[Begin]

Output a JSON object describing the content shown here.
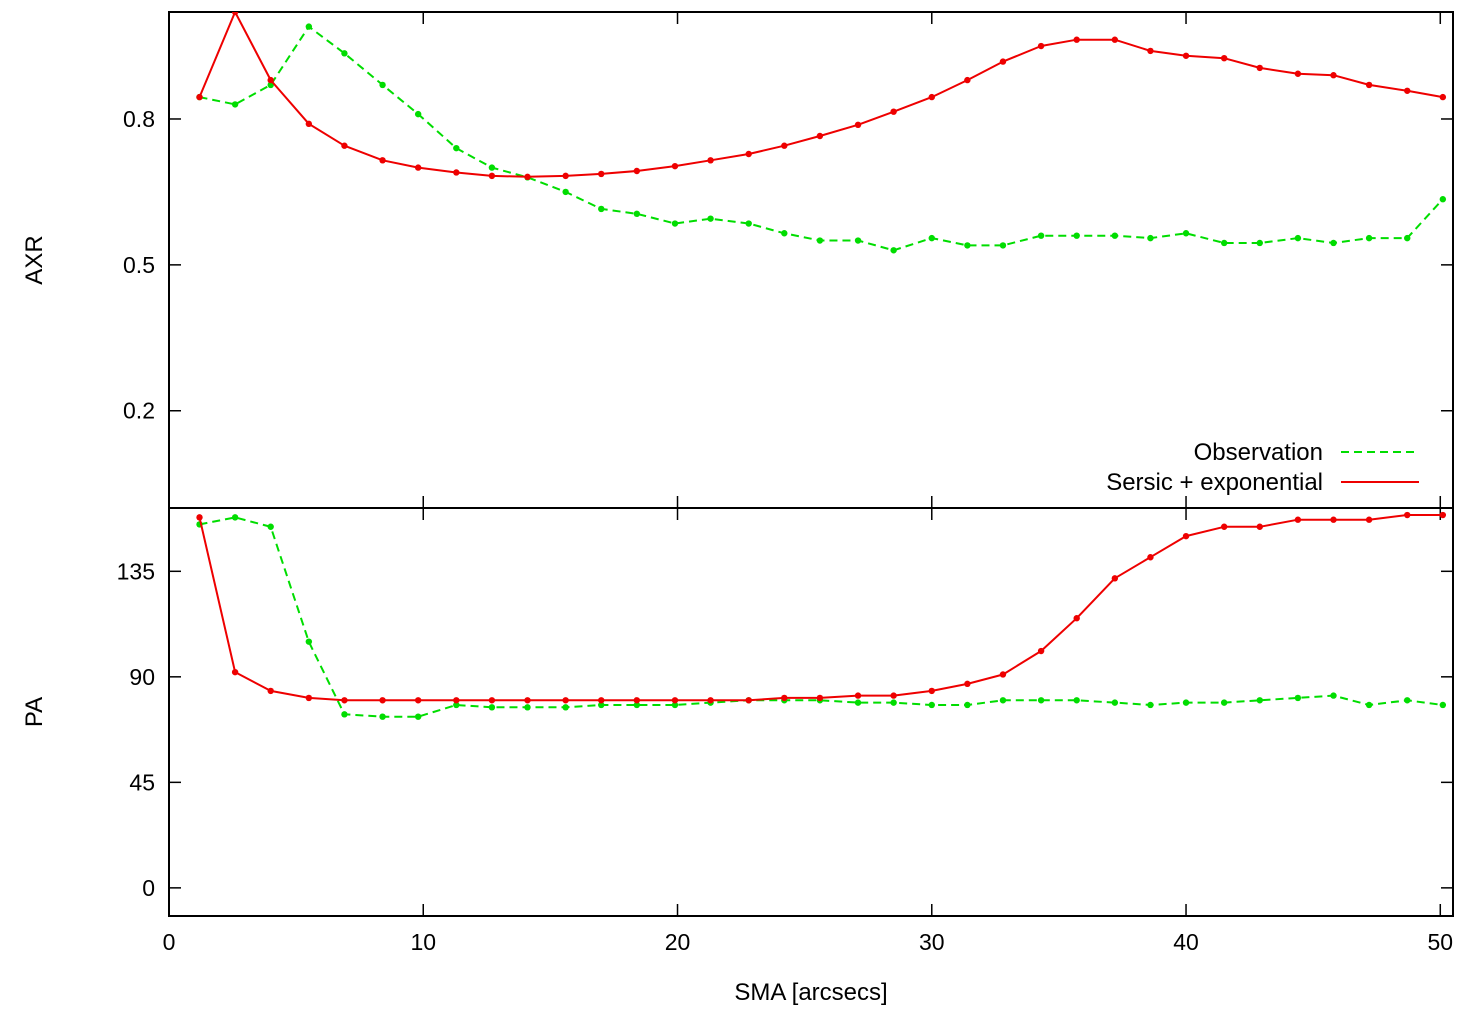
{
  "chart_data": [
    {
      "id": "axr-panel",
      "type": "line",
      "title": "",
      "xlabel": "",
      "ylabel": "AXR",
      "xlim": [
        0,
        50.5
      ],
      "ylim": [
        0.0,
        1.02
      ],
      "yticks": [
        0.2,
        0.5,
        0.8
      ],
      "ytick_labels": [
        "0.2",
        "0.5",
        "0.8"
      ],
      "xticks": [
        0,
        10,
        20,
        30,
        40,
        50
      ],
      "show_xtick_labels": false,
      "legend": {
        "position": "bottom-right"
      },
      "series": [
        {
          "name": "Observation",
          "color": "#00dd00",
          "style": "dashed",
          "x": [
            1.2,
            2.6,
            4.0,
            5.5,
            6.9,
            8.4,
            9.8,
            11.3,
            12.7,
            14.1,
            15.6,
            17.0,
            18.4,
            19.9,
            21.3,
            22.8,
            24.2,
            25.6,
            27.1,
            28.5,
            30.0,
            31.4,
            32.8,
            34.3,
            35.7,
            37.2,
            38.6,
            40.0,
            41.5,
            42.9,
            44.4,
            45.8,
            47.2,
            48.7,
            50.1
          ],
          "y": [
            0.845,
            0.83,
            0.87,
            0.99,
            0.935,
            0.87,
            0.81,
            0.74,
            0.7,
            0.68,
            0.65,
            0.615,
            0.605,
            0.585,
            0.595,
            0.585,
            0.565,
            0.55,
            0.55,
            0.53,
            0.555,
            0.54,
            0.54,
            0.56,
            0.56,
            0.56,
            0.555,
            0.565,
            0.545,
            0.545,
            0.555,
            0.545,
            0.555,
            0.555,
            0.635
          ]
        },
        {
          "name": "Sersic + exponential",
          "color": "#ee0000",
          "style": "solid",
          "x": [
            1.2,
            2.6,
            4.0,
            5.5,
            6.9,
            8.4,
            9.8,
            11.3,
            12.7,
            14.1,
            15.6,
            17.0,
            18.4,
            19.9,
            21.3,
            22.8,
            24.2,
            25.6,
            27.1,
            28.5,
            30.0,
            31.4,
            32.8,
            34.3,
            35.7,
            37.2,
            38.6,
            40.0,
            41.5,
            42.9,
            44.4,
            45.8,
            47.2,
            48.7,
            50.1
          ],
          "y": [
            0.845,
            1.02,
            0.88,
            0.79,
            0.745,
            0.715,
            0.7,
            0.69,
            0.683,
            0.681,
            0.683,
            0.687,
            0.693,
            0.703,
            0.715,
            0.728,
            0.745,
            0.765,
            0.788,
            0.815,
            0.845,
            0.88,
            0.918,
            0.95,
            0.963,
            0.963,
            0.94,
            0.93,
            0.925,
            0.905,
            0.893,
            0.89,
            0.87,
            0.858,
            0.845
          ]
        }
      ]
    },
    {
      "id": "pa-panel",
      "type": "line",
      "title": "",
      "xlabel": "SMA [arcsecs]",
      "ylabel": "PA",
      "xlim": [
        0,
        50.5
      ],
      "ylim": [
        -12,
        162
      ],
      "yticks": [
        0,
        45,
        90,
        135
      ],
      "ytick_labels": [
        "0",
        "45",
        "90",
        "135"
      ],
      "xticks": [
        0,
        10,
        20,
        30,
        40,
        50
      ],
      "xtick_labels": [
        "0",
        "10",
        "20",
        "30",
        "40",
        "50"
      ],
      "series": [
        {
          "name": "Observation",
          "color": "#00dd00",
          "style": "dashed",
          "x": [
            1.2,
            2.6,
            4.0,
            5.5,
            6.9,
            8.4,
            9.8,
            11.3,
            12.7,
            14.1,
            15.6,
            17.0,
            18.4,
            19.9,
            21.3,
            22.8,
            24.2,
            25.6,
            27.1,
            28.5,
            30.0,
            31.4,
            32.8,
            34.3,
            35.7,
            37.2,
            38.6,
            40.0,
            41.5,
            42.9,
            44.4,
            45.8,
            47.2,
            48.7,
            50.1
          ],
          "y": [
            155,
            158,
            154,
            105,
            74,
            73,
            73,
            78,
            77,
            77,
            77,
            78,
            78,
            78,
            79,
            80,
            80,
            80,
            79,
            79,
            78,
            78,
            80,
            80,
            80,
            79,
            78,
            79,
            79,
            80,
            81,
            82,
            78,
            80,
            78
          ]
        },
        {
          "name": "Sersic + exponential",
          "color": "#ee0000",
          "style": "solid",
          "x": [
            1.2,
            2.6,
            4.0,
            5.5,
            6.9,
            8.4,
            9.8,
            11.3,
            12.7,
            14.1,
            15.6,
            17.0,
            18.4,
            19.9,
            21.3,
            22.8,
            24.2,
            25.6,
            27.1,
            28.5,
            30.0,
            31.4,
            32.8,
            34.3,
            35.7,
            37.2,
            38.6,
            40.0,
            41.5,
            42.9,
            44.4,
            45.8,
            47.2,
            48.7,
            50.1
          ],
          "y": [
            158,
            92,
            84,
            81,
            80,
            80,
            80,
            80,
            80,
            80,
            80,
            80,
            80,
            80,
            80,
            80,
            81,
            81,
            82,
            82,
            84,
            87,
            91,
            101,
            115,
            132,
            141,
            150,
            154,
            154,
            157,
            157,
            157,
            159,
            159
          ]
        }
      ]
    }
  ]
}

[End]

**The problem:** Leave out the pictures and transcribe everything else exactly.

**Task response:**
Output a JSON object describing the content shown here.
{
  "chart_data": [
    {
      "id": "axr-panel",
      "type": "line",
      "title": "",
      "xlabel": "",
      "ylabel": "AXR",
      "xlim": [
        0,
        50.5
      ],
      "ylim": [
        0.0,
        1.02
      ],
      "yticks": [
        0.2,
        0.5,
        0.8
      ],
      "ytick_labels": [
        "0.2",
        "0.5",
        "0.8"
      ],
      "xticks": [
        0,
        10,
        20,
        30,
        40,
        50
      ],
      "show_xtick_labels": false,
      "legend": {
        "position": "bottom-right"
      },
      "series": [
        {
          "name": "Observation",
          "color": "#00dd00",
          "style": "dashed",
          "x": [
            1.2,
            2.6,
            4.0,
            5.5,
            6.9,
            8.4,
            9.8,
            11.3,
            12.7,
            14.1,
            15.6,
            17.0,
            18.4,
            19.9,
            21.3,
            22.8,
            24.2,
            25.6,
            27.1,
            28.5,
            30.0,
            31.4,
            32.8,
            34.3,
            35.7,
            37.2,
            38.6,
            40.0,
            41.5,
            42.9,
            44.4,
            45.8,
            47.2,
            48.7,
            50.1
          ],
          "y": [
            0.845,
            0.83,
            0.87,
            0.99,
            0.935,
            0.87,
            0.81,
            0.74,
            0.7,
            0.68,
            0.65,
            0.615,
            0.605,
            0.585,
            0.595,
            0.585,
            0.565,
            0.55,
            0.55,
            0.53,
            0.555,
            0.54,
            0.54,
            0.56,
            0.56,
            0.56,
            0.555,
            0.565,
            0.545,
            0.545,
            0.555,
            0.545,
            0.555,
            0.555,
            0.635
          ]
        },
        {
          "name": "Sersic + exponential",
          "color": "#ee0000",
          "style": "solid",
          "x": [
            1.2,
            2.6,
            4.0,
            5.5,
            6.9,
            8.4,
            9.8,
            11.3,
            12.7,
            14.1,
            15.6,
            17.0,
            18.4,
            19.9,
            21.3,
            22.8,
            24.2,
            25.6,
            27.1,
            28.5,
            30.0,
            31.4,
            32.8,
            34.3,
            35.7,
            37.2,
            38.6,
            40.0,
            41.5,
            42.9,
            44.4,
            45.8,
            47.2,
            48.7,
            50.1
          ],
          "y": [
            0.845,
            1.02,
            0.88,
            0.79,
            0.745,
            0.715,
            0.7,
            0.69,
            0.683,
            0.681,
            0.683,
            0.687,
            0.693,
            0.703,
            0.715,
            0.728,
            0.745,
            0.765,
            0.788,
            0.815,
            0.845,
            0.88,
            0.918,
            0.95,
            0.963,
            0.963,
            0.94,
            0.93,
            0.925,
            0.905,
            0.893,
            0.89,
            0.87,
            0.858,
            0.845
          ]
        }
      ]
    },
    {
      "id": "pa-panel",
      "type": "line",
      "title": "",
      "xlabel": "SMA [arcsecs]",
      "ylabel": "PA",
      "xlim": [
        0,
        50.5
      ],
      "ylim": [
        -12,
        162
      ],
      "yticks": [
        0,
        45,
        90,
        135
      ],
      "ytick_labels": [
        "0",
        "45",
        "90",
        "135"
      ],
      "xticks": [
        0,
        10,
        20,
        30,
        40,
        50
      ],
      "xtick_labels": [
        "0",
        "10",
        "20",
        "30",
        "40",
        "50"
      ],
      "series": [
        {
          "name": "Observation",
          "color": "#00dd00",
          "style": "dashed",
          "x": [
            1.2,
            2.6,
            4.0,
            5.5,
            6.9,
            8.4,
            9.8,
            11.3,
            12.7,
            14.1,
            15.6,
            17.0,
            18.4,
            19.9,
            21.3,
            22.8,
            24.2,
            25.6,
            27.1,
            28.5,
            30.0,
            31.4,
            32.8,
            34.3,
            35.7,
            37.2,
            38.6,
            40.0,
            41.5,
            42.9,
            44.4,
            45.8,
            47.2,
            48.7,
            50.1
          ],
          "y": [
            155,
            158,
            154,
            105,
            74,
            73,
            73,
            78,
            77,
            77,
            77,
            78,
            78,
            78,
            79,
            80,
            80,
            80,
            79,
            79,
            78,
            78,
            80,
            80,
            80,
            79,
            78,
            79,
            79,
            80,
            81,
            82,
            78,
            80,
            78
          ]
        },
        {
          "name": "Sersic + exponential",
          "color": "#ee0000",
          "style": "solid",
          "x": [
            1.2,
            2.6,
            4.0,
            5.5,
            6.9,
            8.4,
            9.8,
            11.3,
            12.7,
            14.1,
            15.6,
            17.0,
            18.4,
            19.9,
            21.3,
            22.8,
            24.2,
            25.6,
            27.1,
            28.5,
            30.0,
            31.4,
            32.8,
            34.3,
            35.7,
            37.2,
            38.6,
            40.0,
            41.5,
            42.9,
            44.4,
            45.8,
            47.2,
            48.7,
            50.1
          ],
          "y": [
            158,
            92,
            84,
            81,
            80,
            80,
            80,
            80,
            80,
            80,
            80,
            80,
            80,
            80,
            80,
            80,
            81,
            81,
            82,
            82,
            84,
            87,
            91,
            101,
            115,
            132,
            141,
            150,
            154,
            154,
            157,
            157,
            157,
            159,
            159
          ]
        }
      ]
    }
  ]
}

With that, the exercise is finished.